Requirement A: Collect every line of the records that contains the string "elements" and copy each one in full.

Excerpted text:
-- Start --

Kentucky Foundation for Women
- Founded: 1985
- Founder: Sallie Bingham
- Type: 501(c)3 Private, Independent Foundation
- Focus: KFW funds two grant programs, Artist Enrichment and Art Meets Activism, awarding $200,000 in grants annually. They also own and operate Hopscotch House, an artist retreat center.
- Location: Louisville, Kentucky;
- Method: Applications for grants in both categories are reviewed by panels of independent grant reviewers. Each grant review panel consists of three reviewers, two from Kentucky and one from out-of-state, who are all highly qualified artists and activists from a range of disciplines.
- Key people: Judith Jennings, Ph.D., Executive Director Sherry Hurley, Hopscotch House Program Director Rae Strobel, Grant Program Administrator Sue Massek, Administrative Assistant Katie Anderson, Hopscotch House Property Manager

= Kentucky Foundation for Women =

The Kentucky Foundation for Women promotes feminist art and social justice by awarding grants to individual artists and organizations, providing time and space for artists and activists at its retreat center, sharing information, and building alliances.

-- End --

Requirement B: According to the foundation profile's closing sentence, what are the means by which the Kentucky Foundation for Women promotes feminist art and social justice? List them all.

Given entries:
-- Start --

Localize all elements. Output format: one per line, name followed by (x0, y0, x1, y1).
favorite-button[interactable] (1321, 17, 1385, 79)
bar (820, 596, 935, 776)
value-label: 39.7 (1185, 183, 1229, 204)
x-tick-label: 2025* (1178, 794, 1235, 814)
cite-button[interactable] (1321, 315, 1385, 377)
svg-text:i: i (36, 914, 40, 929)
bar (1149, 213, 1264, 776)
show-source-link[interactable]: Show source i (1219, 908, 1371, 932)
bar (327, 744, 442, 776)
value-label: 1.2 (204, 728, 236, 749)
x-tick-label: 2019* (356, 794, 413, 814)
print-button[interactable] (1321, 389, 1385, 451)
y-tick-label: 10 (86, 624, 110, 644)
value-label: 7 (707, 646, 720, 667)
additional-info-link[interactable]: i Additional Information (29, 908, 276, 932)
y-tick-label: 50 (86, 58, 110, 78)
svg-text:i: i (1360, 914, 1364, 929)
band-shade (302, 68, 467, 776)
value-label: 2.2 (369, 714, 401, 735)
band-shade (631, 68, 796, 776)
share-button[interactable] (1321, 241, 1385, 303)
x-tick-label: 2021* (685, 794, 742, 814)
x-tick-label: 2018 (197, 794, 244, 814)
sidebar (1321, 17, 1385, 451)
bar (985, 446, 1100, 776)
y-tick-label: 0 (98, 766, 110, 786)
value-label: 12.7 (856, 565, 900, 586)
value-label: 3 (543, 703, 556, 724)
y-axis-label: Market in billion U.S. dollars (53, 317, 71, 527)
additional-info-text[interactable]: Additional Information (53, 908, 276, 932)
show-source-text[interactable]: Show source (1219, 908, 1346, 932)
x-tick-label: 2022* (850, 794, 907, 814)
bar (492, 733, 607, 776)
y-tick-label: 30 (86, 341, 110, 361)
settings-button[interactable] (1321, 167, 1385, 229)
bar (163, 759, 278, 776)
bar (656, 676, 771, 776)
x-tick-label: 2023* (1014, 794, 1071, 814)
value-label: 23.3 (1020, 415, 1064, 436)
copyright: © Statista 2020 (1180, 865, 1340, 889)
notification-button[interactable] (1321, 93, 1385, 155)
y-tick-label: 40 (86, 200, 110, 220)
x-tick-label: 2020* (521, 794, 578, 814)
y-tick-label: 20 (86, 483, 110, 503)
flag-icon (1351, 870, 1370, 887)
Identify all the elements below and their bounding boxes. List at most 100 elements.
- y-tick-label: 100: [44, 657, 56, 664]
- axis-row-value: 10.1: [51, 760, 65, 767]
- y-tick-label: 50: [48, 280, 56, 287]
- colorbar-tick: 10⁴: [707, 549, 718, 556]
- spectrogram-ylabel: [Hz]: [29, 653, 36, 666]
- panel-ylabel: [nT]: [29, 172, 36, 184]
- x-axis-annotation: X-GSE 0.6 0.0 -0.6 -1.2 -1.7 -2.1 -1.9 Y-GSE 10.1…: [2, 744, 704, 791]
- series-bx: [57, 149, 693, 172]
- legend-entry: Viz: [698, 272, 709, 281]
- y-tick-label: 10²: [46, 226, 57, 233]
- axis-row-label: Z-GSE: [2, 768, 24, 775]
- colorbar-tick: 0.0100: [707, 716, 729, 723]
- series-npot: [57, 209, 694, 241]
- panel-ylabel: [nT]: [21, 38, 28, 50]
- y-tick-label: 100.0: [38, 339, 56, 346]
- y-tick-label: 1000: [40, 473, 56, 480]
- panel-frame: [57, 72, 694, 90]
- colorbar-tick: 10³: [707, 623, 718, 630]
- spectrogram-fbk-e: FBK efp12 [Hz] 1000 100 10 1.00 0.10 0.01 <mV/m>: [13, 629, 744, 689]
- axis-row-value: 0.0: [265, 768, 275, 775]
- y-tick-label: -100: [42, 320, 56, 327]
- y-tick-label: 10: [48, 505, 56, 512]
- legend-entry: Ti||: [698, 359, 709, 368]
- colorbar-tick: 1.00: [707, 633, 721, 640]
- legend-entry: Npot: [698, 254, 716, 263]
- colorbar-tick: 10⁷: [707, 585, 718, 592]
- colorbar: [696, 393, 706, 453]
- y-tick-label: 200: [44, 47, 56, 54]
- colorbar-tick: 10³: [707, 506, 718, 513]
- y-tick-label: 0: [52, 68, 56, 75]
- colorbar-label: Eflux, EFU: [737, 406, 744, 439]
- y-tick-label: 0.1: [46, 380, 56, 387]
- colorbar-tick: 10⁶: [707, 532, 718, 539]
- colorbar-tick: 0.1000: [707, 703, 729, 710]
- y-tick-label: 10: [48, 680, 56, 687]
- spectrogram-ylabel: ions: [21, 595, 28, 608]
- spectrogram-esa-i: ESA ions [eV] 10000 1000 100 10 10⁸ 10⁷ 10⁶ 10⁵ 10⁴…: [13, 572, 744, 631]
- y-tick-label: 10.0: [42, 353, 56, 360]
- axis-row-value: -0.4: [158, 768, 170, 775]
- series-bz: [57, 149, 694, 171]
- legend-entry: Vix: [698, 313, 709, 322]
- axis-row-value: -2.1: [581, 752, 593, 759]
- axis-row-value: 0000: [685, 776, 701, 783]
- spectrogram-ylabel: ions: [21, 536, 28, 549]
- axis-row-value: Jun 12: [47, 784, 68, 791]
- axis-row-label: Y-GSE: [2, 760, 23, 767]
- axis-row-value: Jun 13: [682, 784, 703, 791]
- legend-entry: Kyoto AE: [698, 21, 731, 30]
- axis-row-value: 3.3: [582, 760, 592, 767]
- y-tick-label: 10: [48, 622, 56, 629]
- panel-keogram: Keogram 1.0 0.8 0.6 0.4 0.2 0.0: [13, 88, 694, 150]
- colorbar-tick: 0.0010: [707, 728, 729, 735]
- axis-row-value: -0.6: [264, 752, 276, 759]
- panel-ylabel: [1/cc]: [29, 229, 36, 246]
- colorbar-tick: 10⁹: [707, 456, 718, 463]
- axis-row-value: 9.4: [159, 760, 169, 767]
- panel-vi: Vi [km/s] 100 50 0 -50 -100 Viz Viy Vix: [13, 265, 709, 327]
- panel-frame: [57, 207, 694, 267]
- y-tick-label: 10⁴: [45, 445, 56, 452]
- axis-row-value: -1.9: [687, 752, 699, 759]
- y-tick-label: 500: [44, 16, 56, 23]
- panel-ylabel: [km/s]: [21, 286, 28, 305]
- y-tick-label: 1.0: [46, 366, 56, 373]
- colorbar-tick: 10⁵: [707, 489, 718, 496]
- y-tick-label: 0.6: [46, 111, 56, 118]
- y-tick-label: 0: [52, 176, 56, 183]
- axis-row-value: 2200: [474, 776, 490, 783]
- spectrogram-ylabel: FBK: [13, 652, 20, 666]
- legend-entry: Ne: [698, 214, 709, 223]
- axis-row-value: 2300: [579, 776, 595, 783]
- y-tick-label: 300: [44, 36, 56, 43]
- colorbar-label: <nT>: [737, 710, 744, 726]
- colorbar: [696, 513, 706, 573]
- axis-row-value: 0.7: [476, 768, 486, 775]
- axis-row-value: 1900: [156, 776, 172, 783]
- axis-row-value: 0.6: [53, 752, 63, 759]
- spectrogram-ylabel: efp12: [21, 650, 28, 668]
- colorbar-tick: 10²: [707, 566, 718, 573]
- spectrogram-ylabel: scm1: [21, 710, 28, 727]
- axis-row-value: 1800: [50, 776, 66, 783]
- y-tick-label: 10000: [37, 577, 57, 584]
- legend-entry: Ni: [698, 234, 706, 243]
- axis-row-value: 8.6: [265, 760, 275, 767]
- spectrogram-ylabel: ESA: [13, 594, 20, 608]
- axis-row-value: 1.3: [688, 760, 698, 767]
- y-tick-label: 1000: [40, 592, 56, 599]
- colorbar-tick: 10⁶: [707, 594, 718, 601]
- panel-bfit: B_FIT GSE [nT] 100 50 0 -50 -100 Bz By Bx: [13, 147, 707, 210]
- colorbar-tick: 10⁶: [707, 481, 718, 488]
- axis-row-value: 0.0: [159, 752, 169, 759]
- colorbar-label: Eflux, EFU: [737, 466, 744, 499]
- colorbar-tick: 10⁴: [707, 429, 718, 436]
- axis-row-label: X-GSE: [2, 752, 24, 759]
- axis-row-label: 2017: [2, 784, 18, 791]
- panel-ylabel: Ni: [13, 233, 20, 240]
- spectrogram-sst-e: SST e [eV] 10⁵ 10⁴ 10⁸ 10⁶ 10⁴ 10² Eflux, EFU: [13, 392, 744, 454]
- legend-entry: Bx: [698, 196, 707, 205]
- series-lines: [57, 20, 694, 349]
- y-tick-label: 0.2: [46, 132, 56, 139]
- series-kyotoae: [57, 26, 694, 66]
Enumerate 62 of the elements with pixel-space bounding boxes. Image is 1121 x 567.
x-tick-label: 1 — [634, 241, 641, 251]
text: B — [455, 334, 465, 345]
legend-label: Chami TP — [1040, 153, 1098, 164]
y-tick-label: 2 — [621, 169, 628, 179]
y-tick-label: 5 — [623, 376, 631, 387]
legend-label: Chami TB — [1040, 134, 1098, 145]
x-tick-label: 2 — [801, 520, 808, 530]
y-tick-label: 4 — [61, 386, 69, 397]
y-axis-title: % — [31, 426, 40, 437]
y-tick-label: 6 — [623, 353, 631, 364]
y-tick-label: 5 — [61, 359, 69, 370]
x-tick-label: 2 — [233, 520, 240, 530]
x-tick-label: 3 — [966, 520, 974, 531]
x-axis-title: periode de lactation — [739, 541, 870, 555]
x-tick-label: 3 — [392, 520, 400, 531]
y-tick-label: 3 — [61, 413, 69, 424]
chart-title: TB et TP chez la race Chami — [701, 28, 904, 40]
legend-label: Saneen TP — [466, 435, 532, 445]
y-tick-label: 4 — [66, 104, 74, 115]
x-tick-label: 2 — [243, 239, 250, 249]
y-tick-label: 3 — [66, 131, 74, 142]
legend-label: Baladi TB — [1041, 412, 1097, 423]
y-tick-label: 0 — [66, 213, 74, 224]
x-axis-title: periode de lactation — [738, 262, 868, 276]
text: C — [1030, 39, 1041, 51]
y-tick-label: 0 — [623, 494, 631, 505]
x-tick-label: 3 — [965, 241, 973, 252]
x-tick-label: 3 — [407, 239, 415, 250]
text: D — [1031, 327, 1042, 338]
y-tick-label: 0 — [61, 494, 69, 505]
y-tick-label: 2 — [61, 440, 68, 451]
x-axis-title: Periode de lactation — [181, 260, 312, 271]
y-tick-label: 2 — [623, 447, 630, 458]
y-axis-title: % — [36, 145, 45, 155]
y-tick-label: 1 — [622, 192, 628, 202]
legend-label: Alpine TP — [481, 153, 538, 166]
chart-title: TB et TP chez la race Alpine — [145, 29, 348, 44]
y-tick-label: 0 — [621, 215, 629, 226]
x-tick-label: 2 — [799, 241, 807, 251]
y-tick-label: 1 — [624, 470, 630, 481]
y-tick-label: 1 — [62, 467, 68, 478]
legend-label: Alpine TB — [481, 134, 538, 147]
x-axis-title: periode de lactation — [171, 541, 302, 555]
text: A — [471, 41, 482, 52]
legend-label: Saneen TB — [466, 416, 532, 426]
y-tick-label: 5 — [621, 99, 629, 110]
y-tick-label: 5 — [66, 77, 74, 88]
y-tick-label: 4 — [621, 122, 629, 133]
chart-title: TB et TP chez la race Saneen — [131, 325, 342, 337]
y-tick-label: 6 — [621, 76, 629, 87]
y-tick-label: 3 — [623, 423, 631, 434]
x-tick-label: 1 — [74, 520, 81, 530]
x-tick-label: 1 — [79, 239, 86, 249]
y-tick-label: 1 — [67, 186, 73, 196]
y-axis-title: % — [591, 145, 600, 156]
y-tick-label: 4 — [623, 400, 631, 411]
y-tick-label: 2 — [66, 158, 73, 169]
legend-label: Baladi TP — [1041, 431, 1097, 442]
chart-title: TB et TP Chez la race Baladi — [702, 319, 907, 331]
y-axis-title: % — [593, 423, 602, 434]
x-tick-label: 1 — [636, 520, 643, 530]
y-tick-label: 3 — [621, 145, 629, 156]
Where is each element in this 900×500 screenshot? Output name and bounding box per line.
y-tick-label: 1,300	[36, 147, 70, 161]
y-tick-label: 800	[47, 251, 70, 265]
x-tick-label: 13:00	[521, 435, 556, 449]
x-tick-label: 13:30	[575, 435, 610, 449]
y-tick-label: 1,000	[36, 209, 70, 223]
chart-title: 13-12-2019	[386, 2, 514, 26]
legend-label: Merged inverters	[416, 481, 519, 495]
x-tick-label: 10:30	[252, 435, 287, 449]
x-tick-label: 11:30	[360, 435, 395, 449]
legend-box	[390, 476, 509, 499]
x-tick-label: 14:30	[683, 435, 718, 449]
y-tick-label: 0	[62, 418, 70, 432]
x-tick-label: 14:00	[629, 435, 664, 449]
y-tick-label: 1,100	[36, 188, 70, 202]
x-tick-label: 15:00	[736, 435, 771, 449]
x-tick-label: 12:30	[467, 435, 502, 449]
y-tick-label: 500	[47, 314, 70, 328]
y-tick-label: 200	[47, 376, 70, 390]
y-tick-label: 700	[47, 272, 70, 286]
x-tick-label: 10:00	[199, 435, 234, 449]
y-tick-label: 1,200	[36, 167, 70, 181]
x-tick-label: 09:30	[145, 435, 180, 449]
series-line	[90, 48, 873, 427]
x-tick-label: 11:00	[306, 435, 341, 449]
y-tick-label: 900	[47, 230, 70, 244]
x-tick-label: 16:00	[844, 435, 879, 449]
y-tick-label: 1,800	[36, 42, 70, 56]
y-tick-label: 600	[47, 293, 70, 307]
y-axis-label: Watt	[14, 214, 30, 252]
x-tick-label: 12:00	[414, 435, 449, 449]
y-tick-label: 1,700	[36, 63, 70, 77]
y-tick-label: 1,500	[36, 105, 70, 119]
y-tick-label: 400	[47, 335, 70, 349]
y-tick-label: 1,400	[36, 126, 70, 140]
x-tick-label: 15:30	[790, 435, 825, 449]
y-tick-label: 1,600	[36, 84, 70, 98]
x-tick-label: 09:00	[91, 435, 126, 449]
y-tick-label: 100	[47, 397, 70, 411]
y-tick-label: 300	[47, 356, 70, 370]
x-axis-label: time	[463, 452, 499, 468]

-- End --

Exercise solution A:
Localize all elements. Output format: one per line, name followed by (x0, y0, x1, y1).
Identify all the elements below and their bounding boxes. List at most 100 elements.
Enumerate 62 of the elements with pixel-space bounding boxes. Image is 1121 x 567.

Exercise solution B:
- Awarding grants to individual artists and organizations
- Providing time and space for artists and activists at its retreat center
- Sharing information
- Building alliances